[Stored items from a collection]
_ _ _ _
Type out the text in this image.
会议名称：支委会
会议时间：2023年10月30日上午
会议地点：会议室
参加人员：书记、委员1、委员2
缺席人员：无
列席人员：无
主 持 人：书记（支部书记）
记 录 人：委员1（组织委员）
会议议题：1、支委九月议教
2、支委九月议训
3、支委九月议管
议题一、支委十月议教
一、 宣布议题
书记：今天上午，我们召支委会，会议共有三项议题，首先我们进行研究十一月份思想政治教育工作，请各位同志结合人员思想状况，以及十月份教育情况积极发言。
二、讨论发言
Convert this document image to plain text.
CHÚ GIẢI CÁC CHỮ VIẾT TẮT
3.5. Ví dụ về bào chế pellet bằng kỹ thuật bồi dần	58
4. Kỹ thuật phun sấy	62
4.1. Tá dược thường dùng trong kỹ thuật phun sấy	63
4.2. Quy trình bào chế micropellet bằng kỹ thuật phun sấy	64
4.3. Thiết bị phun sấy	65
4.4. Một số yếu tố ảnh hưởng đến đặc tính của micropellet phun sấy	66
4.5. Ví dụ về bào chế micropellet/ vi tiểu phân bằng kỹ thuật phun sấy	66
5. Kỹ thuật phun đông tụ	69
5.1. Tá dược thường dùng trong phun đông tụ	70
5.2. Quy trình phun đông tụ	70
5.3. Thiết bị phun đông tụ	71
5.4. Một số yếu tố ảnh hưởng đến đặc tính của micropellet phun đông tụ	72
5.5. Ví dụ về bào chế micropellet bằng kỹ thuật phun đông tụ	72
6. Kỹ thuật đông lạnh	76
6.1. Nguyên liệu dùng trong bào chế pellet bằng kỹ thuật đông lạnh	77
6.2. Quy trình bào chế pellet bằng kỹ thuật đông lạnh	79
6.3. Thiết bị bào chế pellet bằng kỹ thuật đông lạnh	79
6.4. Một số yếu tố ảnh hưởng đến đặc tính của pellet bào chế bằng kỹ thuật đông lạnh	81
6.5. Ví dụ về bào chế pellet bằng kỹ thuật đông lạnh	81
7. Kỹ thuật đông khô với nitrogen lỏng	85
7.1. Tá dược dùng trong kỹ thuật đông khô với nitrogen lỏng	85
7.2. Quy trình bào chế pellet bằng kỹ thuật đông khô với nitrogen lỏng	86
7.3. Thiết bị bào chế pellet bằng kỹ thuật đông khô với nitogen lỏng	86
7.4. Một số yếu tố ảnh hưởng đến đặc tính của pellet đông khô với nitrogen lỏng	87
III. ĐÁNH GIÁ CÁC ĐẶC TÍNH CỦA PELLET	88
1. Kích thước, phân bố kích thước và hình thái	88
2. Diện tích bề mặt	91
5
_ _ _ _
GIVEN REQUEST: Retype the data in full and match it exactly.

RESULT BELOW:
Type out the text in this image.
会议名称：支委会
会议时间：2023年10月30日上午
会议地点：会议室
参加人员：书记、委员1、委员2
缺席人员：无
列席人员：无
主 持 人：书记（支部书记）
记 录 人：委员1（组织委员）
会议议题：1、支委九月议教
2、支委九月议训
3、支委九月议管
议题一、支委十月议教
一、 宣布议题
书记：今天上午，我们召支委会，会议共有三项议题，首先我们进行研究十一月份思想政治教育工作，请各位同志结合人员思想状况，以及十月份教育情况积极发言。
二、讨论发言
Convert this document image to plain text.
CHÚ GIẢI CÁC CHỮ VIẾT TẮT
3.5. Ví dụ về bào chế pellet bằng kỹ thuật bồi dần	58
4. Kỹ thuật phun sấy	62
4.1. Tá dược thường dùng trong kỹ thuật phun sấy	63
4.2. Quy trình bào chế micropellet bằng kỹ thuật phun sấy	64
4.3. Thiết bị phun sấy	65
4.4. Một số yếu tố ảnh hưởng đến đặc tính của micropellet phun sấy	66
4.5. Ví dụ về bào chế micropellet/ vi tiểu phân bằng kỹ thuật phun sấy	66
5. Kỹ thuật phun đông tụ	69
5.1. Tá dược thường dùng trong phun đông tụ	70
5.2. Quy trình phun đông tụ	70
5.3. Thiết bị phun đông tụ	71
5.4. Một số yếu tố ảnh hưởng đến đặc tính của micropellet phun đông tụ	72
5.5. Ví dụ về bào chế micropellet bằng kỹ thuật phun đông tụ	72
6. Kỹ thuật đông lạnh	76
6.1. Nguyên liệu dùng trong bào chế pellet bằng kỹ thuật đông lạnh	77
6.2. Quy trình bào chế pellet bằng kỹ thuật đông lạnh	79
6.3. Thiết bị bào chế pellet bằng kỹ thuật đông lạnh	79
6.4. Một số yếu tố ảnh hưởng đến đặc tính của pellet bào chế bằng kỹ thuật đông lạnh	81
6.5. Ví dụ về bào chế pellet bằng kỹ thuật đông lạnh	81
7. Kỹ thuật đông khô với nitrogen lỏng	85
7.1. Tá dược dùng trong kỹ thuật đông khô với nitrogen lỏng	85
7.2. Quy trình bào chế pellet bằng kỹ thuật đông khô với nitrogen lỏng	86
7.3. Thiết bị bào chế pellet bằng kỹ thuật đông khô với nitogen lỏng	86
7.4. Một số yếu tố ảnh hưởng đến đặc tính của pellet đông khô với nitrogen lỏng	87
III. ĐÁNH GIÁ CÁC ĐẶC TÍNH CỦA PELLET	88
1. Kích thước, phân bố kích thước và hình thái	88
2. Diện tích bề mặt	91
5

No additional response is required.